Written problem
Below are some entries. Output each one exactly as it appears.

Extracted data entries:
+ + + + +

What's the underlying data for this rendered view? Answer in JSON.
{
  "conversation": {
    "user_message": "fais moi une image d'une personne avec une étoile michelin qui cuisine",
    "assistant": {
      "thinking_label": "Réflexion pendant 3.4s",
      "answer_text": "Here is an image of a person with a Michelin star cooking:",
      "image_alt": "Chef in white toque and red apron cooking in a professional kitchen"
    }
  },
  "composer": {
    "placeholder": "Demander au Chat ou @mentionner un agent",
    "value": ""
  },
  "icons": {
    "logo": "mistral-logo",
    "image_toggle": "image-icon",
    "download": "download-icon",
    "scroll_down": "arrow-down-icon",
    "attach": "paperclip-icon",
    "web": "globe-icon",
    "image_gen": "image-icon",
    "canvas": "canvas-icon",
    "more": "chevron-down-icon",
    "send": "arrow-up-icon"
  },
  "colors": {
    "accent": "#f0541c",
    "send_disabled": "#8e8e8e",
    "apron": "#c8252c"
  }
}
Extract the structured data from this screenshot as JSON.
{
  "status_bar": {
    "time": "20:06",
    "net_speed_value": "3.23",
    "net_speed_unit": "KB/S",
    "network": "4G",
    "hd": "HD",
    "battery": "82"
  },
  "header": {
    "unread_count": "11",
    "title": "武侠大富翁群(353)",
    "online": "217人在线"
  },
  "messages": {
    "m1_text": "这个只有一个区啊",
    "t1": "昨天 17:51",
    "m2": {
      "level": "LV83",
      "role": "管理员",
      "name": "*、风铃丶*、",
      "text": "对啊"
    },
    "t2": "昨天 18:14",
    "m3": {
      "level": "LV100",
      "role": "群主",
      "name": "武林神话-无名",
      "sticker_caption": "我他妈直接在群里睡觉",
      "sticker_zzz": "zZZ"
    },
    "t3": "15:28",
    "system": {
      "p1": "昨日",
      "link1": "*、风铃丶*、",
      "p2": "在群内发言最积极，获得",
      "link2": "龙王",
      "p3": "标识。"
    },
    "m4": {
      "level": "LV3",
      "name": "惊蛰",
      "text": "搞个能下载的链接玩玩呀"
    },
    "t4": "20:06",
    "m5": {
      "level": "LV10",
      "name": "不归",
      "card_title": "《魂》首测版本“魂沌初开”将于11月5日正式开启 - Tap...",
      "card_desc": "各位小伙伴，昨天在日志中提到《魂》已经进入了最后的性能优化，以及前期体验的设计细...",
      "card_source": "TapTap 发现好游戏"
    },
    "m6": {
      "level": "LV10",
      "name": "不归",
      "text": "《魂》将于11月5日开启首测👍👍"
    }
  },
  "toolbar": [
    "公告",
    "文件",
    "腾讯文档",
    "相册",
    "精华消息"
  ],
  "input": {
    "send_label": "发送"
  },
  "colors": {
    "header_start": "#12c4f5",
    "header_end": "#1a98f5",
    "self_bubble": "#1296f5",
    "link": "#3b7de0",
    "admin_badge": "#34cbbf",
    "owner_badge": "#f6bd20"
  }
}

+ + + + +

Exercise answer
What's the underlying data for this rendered view? Answer in JSON.
{
  "conversation": {
    "user_message": "fais moi une image d'une personne avec une étoile michelin qui cuisine",
    "assistant": {
      "thinking_label": "Réflexion pendant 3.4s",
      "answer_text": "Here is an image of a person with a Michelin star cooking:",
      "image_alt": "Chef in white toque and red apron cooking in a professional kitchen"
    }
  },
  "composer": {
    "placeholder": "Demander au Chat ou @mentionner un agent",
    "value": ""
  },
  "icons": {
    "logo": "mistral-logo",
    "image_toggle": "image-icon",
    "download": "download-icon",
    "scroll_down": "arrow-down-icon",
    "attach": "paperclip-icon",
    "web": "globe-icon",
    "image_gen": "image-icon",
    "canvas": "canvas-icon",
    "more": "chevron-down-icon",
    "send": "arrow-up-icon"
  },
  "colors": {
    "accent": "#f0541c",
    "send_disabled": "#8e8e8e",
    "apron": "#c8252c"
  }
}
Extract the structured data from this screenshot as JSON.
{
  "status_bar": {
    "time": "20:06",
    "net_speed_value": "3.23",
    "net_speed_unit": "KB/S",
    "network": "4G",
    "hd": "HD",
    "battery": "82"
  },
  "header": {
    "unread_count": "11",
    "title": "武侠大富翁群(353)",
    "online": "217人在线"
  },
  "messages": {
    "m1_text": "这个只有一个区啊",
    "t1": "昨天 17:51",
    "m2": {
      "level": "LV83",
      "role": "管理员",
      "name": "*、风铃丶*、",
      "text": "对啊"
    },
    "t2": "昨天 18:14",
    "m3": {
      "level": "LV100",
      "role": "群主",
      "name": "武林神话-无名",
      "sticker_caption": "我他妈直接在群里睡觉",
      "sticker_zzz": "zZZ"
    },
    "t3": "15:28",
    "system": {
      "p1": "昨日",
      "link1": "*、风铃丶*、",
      "p2": "在群内发言最积极，获得",
      "link2": "龙王",
      "p3": "标识。"
    },
    "m4": {
      "level": "LV3",
      "name": "惊蛰",
      "text": "搞个能下载的链接玩玩呀"
    },
    "t4": "20:06",
    "m5": {
      "level": "LV10",
      "name": "不归",
      "card_title": "《魂》首测版本“魂沌初开”将于11月5日正式开启 - Tap...",
      "card_desc": "各位小伙伴，昨天在日志中提到《魂》已经进入了最后的性能优化，以及前期体验的设计细...",
      "card_source": "TapTap 发现好游戏"
    },
    "m6": {
      "level": "LV10",
      "name": "不归",
      "text": "《魂》将于11月5日开启首测👍👍"
    }
  },
  "toolbar": [
    "公告",
    "文件",
    "腾讯文档",
    "相册",
    "精华消息"
  ],
  "input": {
    "send_label": "发送"
  },
  "colors": {
    "header_start": "#12c4f5",
    "header_end": "#1a98f5",
    "self_bubble": "#1296f5",
    "link": "#3b7de0",
    "admin_badge": "#34cbbf",
    "owner_badge": "#f6bd20"
  }
}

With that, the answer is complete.